┌─ STORED RECORDS
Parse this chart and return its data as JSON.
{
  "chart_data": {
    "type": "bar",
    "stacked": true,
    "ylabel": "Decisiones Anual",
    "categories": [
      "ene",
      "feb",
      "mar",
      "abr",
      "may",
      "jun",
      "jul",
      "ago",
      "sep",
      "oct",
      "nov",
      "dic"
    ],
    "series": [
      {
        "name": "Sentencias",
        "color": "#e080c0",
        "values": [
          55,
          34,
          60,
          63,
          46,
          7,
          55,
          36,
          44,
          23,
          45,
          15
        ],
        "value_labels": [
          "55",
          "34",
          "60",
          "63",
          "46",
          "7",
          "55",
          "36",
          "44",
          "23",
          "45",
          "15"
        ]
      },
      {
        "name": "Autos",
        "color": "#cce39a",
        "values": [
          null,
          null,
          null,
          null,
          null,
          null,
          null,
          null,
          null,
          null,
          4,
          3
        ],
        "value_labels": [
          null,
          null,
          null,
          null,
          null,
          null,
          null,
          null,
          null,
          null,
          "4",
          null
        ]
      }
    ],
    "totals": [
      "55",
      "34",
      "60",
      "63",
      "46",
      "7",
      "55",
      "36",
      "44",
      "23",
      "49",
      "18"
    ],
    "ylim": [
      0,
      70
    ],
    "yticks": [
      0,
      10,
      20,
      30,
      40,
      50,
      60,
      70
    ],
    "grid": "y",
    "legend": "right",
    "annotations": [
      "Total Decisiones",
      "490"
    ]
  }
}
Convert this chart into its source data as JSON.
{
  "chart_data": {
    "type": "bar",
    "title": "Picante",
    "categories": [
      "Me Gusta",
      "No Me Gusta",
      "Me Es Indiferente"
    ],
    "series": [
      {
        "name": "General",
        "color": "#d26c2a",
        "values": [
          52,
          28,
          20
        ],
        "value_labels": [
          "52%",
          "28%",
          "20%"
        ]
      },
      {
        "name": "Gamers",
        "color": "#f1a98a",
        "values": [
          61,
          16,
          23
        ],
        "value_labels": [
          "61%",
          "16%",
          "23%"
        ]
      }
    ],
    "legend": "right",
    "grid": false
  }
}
└─
▶ _EXERCISE OBJECTIVE_: Produce an exact repeat of the lines from the one containing "Convert this chart" through the last line of the data, and nothing more.

▶ _RESULT FOR THIS TASK_:
Convert this chart into its source data as JSON.
{
  "chart_data": {
    "type": "bar",
    "title": "Picante",
    "categories": [
      "Me Gusta",
      "No Me Gusta",
      "Me Es Indiferente"
    ],
    "series": [
      {
        "name": "General",
        "color": "#d26c2a",
        "values": [
          52,
          28,
          20
        ],
        "value_labels": [
          "52%",
          "28%",
          "20%"
        ]
      },
      {
        "name": "Gamers",
        "color": "#f1a98a",
        "values": [
          61,
          16,
          23
        ],
        "value_labels": [
          "61%",
          "16%",
          "23%"
        ]
      }
    ],
    "legend": "right",
    "grid": false
  }
}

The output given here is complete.